Aim: Quote the data below in full, please, without altering anything.

Task material:
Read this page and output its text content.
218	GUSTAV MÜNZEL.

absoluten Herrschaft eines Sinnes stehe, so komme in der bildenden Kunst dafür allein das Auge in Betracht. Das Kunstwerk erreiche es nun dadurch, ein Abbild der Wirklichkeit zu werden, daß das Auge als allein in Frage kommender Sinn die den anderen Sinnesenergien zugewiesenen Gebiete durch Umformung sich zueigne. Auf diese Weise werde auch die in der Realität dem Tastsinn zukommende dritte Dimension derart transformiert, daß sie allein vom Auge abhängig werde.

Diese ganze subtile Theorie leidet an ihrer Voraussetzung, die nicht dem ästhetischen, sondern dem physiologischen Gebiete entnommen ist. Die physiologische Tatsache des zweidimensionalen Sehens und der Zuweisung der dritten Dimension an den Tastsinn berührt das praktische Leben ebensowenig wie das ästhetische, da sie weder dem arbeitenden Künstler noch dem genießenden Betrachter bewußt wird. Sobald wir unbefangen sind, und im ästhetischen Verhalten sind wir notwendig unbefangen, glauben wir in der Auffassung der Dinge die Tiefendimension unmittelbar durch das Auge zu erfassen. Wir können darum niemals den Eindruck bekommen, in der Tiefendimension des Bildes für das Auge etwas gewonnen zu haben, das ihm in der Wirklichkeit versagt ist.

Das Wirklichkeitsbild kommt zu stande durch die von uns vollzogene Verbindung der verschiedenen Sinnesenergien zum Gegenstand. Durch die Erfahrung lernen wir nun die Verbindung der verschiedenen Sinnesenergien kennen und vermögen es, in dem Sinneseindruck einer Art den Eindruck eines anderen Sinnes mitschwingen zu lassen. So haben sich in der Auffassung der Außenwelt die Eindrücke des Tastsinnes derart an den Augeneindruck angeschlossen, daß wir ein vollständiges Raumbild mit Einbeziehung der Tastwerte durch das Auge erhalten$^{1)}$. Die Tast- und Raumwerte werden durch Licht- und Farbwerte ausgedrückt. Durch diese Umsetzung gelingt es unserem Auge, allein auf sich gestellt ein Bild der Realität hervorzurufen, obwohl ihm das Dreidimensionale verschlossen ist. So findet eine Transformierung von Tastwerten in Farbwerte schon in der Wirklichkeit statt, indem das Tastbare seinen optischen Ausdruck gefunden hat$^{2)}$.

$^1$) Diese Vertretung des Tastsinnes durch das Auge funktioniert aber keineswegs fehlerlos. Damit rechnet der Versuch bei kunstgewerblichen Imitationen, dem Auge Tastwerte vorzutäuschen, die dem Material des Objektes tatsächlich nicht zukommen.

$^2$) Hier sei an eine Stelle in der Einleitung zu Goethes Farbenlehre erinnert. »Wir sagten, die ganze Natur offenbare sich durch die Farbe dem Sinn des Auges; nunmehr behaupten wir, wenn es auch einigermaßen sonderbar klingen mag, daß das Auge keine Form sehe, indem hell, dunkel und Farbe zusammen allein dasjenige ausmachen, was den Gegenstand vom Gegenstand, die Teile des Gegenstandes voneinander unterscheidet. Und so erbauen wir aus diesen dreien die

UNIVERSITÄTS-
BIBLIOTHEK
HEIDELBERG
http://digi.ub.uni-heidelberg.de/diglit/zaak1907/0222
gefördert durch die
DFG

Solution for this task:
Read this page and output its text content.
218	GUSTAV MÜNZEL.

absoluten Herrschaft eines Sinnes stehe, so komme in der bildenden Kunst dafür allein das Auge in Betracht. Das Kunstwerk erreiche es nun dadurch, ein Abbild der Wirklichkeit zu werden, daß das Auge als allein in Frage kommender Sinn die den anderen Sinnesenergien zugewiesenen Gebiete durch Umformung sich zueigne. Auf diese Weise werde auch die in der Realität dem Tastsinn zukommende dritte Dimension derart transformiert, daß sie allein vom Auge abhängig werde.

Diese ganze subtile Theorie leidet an ihrer Voraussetzung, die nicht dem ästhetischen, sondern dem physiologischen Gebiete entnommen ist. Die physiologische Tatsache des zweidimensionalen Sehens und der Zuweisung der dritten Dimension an den Tastsinn berührt das praktische Leben ebensowenig wie das ästhetische, da sie weder dem arbeitenden Künstler noch dem genießenden Betrachter bewußt wird. Sobald wir unbefangen sind, und im ästhetischen Verhalten sind wir notwendig unbefangen, glauben wir in der Auffassung der Dinge die Tiefendimension unmittelbar durch das Auge zu erfassen. Wir können darum niemals den Eindruck bekommen, in der Tiefendimension des Bildes für das Auge etwas gewonnen zu haben, das ihm in der Wirklichkeit versagt ist.

Das Wirklichkeitsbild kommt zu stande durch die von uns vollzogene Verbindung der verschiedenen Sinnesenergien zum Gegenstand. Durch die Erfahrung lernen wir nun die Verbindung der verschiedenen Sinnesenergien kennen und vermögen es, in dem Sinneseindruck einer Art den Eindruck eines anderen Sinnes mitschwingen zu lassen. So haben sich in der Auffassung der Außenwelt die Eindrücke des Tastsinnes derart an den Augeneindruck angeschlossen, daß wir ein vollständiges Raumbild mit Einbeziehung der Tastwerte durch das Auge erhalten$^{1)}$. Die Tast- und Raumwerte werden durch Licht- und Farbwerte ausgedrückt. Durch diese Umsetzung gelingt es unserem Auge, allein auf sich gestellt ein Bild der Realität hervorzurufen, obwohl ihm das Dreidimensionale verschlossen ist. So findet eine Transformierung von Tastwerten in Farbwerte schon in der Wirklichkeit statt, indem das Tastbare seinen optischen Ausdruck gefunden hat$^{2)}$.

$^1$) Diese Vertretung des Tastsinnes durch das Auge funktioniert aber keineswegs fehlerlos. Damit rechnet der Versuch bei kunstgewerblichen Imitationen, dem Auge Tastwerte vorzutäuschen, die dem Material des Objektes tatsächlich nicht zukommen.

$^2$) Hier sei an eine Stelle in der Einleitung zu Goethes Farbenlehre erinnert. »Wir sagten, die ganze Natur offenbare sich durch die Farbe dem Sinn des Auges; nunmehr behaupten wir, wenn es auch einigermaßen sonderbar klingen mag, daß das Auge keine Form sehe, indem hell, dunkel und Farbe zusammen allein dasjenige ausmachen, was den Gegenstand vom Gegenstand, die Teile des Gegenstandes voneinander unterscheidet. Und so erbauen wir aus diesen dreien die

UNIVERSITÄTS-
BIBLIOTHEK
HEIDELBERG
http://digi.ub.uni-heidelberg.de/diglit/zaak1907/0222
gefördert durch die
DFG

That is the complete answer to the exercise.